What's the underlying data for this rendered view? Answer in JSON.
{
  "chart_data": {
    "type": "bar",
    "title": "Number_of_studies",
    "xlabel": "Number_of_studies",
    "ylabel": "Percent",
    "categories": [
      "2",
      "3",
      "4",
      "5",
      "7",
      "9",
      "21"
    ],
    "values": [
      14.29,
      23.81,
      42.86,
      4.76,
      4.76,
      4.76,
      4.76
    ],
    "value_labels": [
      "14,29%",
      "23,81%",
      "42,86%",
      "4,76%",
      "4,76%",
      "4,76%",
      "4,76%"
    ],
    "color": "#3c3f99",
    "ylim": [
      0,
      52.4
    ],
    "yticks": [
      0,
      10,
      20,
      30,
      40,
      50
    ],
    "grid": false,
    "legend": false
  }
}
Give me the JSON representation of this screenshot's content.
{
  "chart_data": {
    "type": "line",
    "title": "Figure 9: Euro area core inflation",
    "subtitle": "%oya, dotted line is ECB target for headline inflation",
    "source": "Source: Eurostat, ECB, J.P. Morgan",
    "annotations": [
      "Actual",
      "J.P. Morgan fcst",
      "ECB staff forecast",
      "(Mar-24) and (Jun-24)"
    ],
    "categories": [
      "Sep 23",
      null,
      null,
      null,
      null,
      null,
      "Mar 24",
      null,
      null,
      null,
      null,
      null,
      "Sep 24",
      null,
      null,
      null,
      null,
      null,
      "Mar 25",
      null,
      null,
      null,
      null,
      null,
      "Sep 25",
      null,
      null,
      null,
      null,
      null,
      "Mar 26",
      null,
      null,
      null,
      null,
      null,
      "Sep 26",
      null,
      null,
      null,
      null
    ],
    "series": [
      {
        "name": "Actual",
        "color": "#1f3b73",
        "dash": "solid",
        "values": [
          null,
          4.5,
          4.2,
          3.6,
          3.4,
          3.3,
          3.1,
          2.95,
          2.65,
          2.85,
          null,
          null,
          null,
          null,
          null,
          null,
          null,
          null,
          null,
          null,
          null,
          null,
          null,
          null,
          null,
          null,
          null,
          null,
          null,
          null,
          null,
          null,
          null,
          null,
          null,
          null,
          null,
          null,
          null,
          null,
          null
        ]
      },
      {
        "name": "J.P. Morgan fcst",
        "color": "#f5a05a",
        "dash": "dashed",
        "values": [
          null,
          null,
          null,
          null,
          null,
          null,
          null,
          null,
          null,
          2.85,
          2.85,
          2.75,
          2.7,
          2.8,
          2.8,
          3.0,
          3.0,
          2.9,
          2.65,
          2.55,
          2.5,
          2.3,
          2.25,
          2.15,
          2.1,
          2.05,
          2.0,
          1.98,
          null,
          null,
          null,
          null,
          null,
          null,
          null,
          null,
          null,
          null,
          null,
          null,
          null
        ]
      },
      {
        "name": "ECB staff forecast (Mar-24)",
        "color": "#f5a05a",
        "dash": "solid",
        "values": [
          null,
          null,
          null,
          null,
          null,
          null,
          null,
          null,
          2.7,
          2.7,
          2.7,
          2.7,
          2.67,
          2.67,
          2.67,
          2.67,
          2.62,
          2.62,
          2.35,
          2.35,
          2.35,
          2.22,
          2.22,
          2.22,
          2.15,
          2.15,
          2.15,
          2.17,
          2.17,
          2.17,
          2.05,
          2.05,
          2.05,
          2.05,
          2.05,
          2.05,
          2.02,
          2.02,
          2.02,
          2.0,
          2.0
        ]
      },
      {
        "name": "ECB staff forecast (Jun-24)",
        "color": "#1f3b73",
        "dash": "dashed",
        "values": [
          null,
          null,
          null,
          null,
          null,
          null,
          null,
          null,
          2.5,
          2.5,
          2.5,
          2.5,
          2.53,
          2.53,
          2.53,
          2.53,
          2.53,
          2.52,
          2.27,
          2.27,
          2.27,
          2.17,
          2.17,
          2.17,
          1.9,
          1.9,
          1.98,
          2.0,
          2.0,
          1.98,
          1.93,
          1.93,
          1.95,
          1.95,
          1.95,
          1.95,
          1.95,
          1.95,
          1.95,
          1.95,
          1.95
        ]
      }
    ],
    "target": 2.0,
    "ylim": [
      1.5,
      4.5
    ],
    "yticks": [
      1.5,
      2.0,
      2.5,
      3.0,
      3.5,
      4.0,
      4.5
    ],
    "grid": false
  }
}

* Brief
Return all of the data word for word.

* Correct answer
What's the underlying data for this rendered view? Answer in JSON.
{
  "chart_data": {
    "type": "bar",
    "title": "Number_of_studies",
    "xlabel": "Number_of_studies",
    "ylabel": "Percent",
    "categories": [
      "2",
      "3",
      "4",
      "5",
      "7",
      "9",
      "21"
    ],
    "values": [
      14.29,
      23.81,
      42.86,
      4.76,
      4.76,
      4.76,
      4.76
    ],
    "value_labels": [
      "14,29%",
      "23,81%",
      "42,86%",
      "4,76%",
      "4,76%",
      "4,76%",
      "4,76%"
    ],
    "color": "#3c3f99",
    "ylim": [
      0,
      52.4
    ],
    "yticks": [
      0,
      10,
      20,
      30,
      40,
      50
    ],
    "grid": false,
    "legend": false
  }
}
Give me the JSON representation of this screenshot's content.
{
  "chart_data": {
    "type": "line",
    "title": "Figure 9: Euro area core inflation",
    "subtitle": "%oya, dotted line is ECB target for headline inflation",
    "source": "Source: Eurostat, ECB, J.P. Morgan",
    "annotations": [
      "Actual",
      "J.P. Morgan fcst",
      "ECB staff forecast",
      "(Mar-24) and (Jun-24)"
    ],
    "categories": [
      "Sep 23",
      null,
      null,
      null,
      null,
      null,
      "Mar 24",
      null,
      null,
      null,
      null,
      null,
      "Sep 24",
      null,
      null,
      null,
      null,
      null,
      "Mar 25",
      null,
      null,
      null,
      null,
      null,
      "Sep 25",
      null,
      null,
      null,
      null,
      null,
      "Mar 26",
      null,
      null,
      null,
      null,
      null,
      "Sep 26",
      null,
      null,
      null,
      null
    ],
    "series": [
      {
        "name": "Actual",
        "color": "#1f3b73",
        "dash": "solid",
        "values": [
          null,
          4.5,
          4.2,
          3.6,
          3.4,
          3.3,
          3.1,
          2.95,
          2.65,
          2.85,
          null,
          null,
          null,
          null,
          null,
          null,
          null,
          null,
          null,
          null,
          null,
          null,
          null,
          null,
          null,
          null,
          null,
          null,
          null,
          null,
          null,
          null,
          null,
          null,
          null,
          null,
          null,
          null,
          null,
          null,
          null
        ]
      },
      {
        "name": "J.P. Morgan fcst",
        "color": "#f5a05a",
        "dash": "dashed",
        "values": [
          null,
          null,
          null,
          null,
          null,
          null,
          null,
          null,
          null,
          2.85,
          2.85,
          2.75,
          2.7,
          2.8,
          2.8,
          3.0,
          3.0,
          2.9,
          2.65,
          2.55,
          2.5,
          2.3,
          2.25,
          2.15,
          2.1,
          2.05,
          2.0,
          1.98,
          null,
          null,
          null,
          null,
          null,
          null,
          null,
          null,
          null,
          null,
          null,
          null,
          null
        ]
      },
      {
        "name": "ECB staff forecast (Mar-24)",
        "color": "#f5a05a",
        "dash": "solid",
        "values": [
          null,
          null,
          null,
          null,
          null,
          null,
          null,
          null,
          2.7,
          2.7,
          2.7,
          2.7,
          2.67,
          2.67,
          2.67,
          2.67,
          2.62,
          2.62,
          2.35,
          2.35,
          2.35,
          2.22,
          2.22,
          2.22,
          2.15,
          2.15,
          2.15,
          2.17,
          2.17,
          2.17,
          2.05,
          2.05,
          2.05,
          2.05,
          2.05,
          2.05,
          2.02,
          2.02,
          2.02,
          2.0,
          2.0
        ]
      },
      {
        "name": "ECB staff forecast (Jun-24)",
        "color": "#1f3b73",
        "dash": "dashed",
        "values": [
          null,
          null,
          null,
          null,
          null,
          null,
          null,
          null,
          2.5,
          2.5,
          2.5,
          2.5,
          2.53,
          2.53,
          2.53,
          2.53,
          2.53,
          2.52,
          2.27,
          2.27,
          2.27,
          2.17,
          2.17,
          2.17,
          1.9,
          1.9,
          1.98,
          2.0,
          2.0,
          1.98,
          1.93,
          1.93,
          1.95,
          1.95,
          1.95,
          1.95,
          1.95,
          1.95,
          1.95,
          1.95,
          1.95
        ]
      }
    ],
    "target": 2.0,
    "ylim": [
      1.5,
      4.5
    ],
    "yticks": [
      1.5,
      2.0,
      2.5,
      3.0,
      3.5,
      4.0,
      4.5
    ],
    "grid": false
  }
}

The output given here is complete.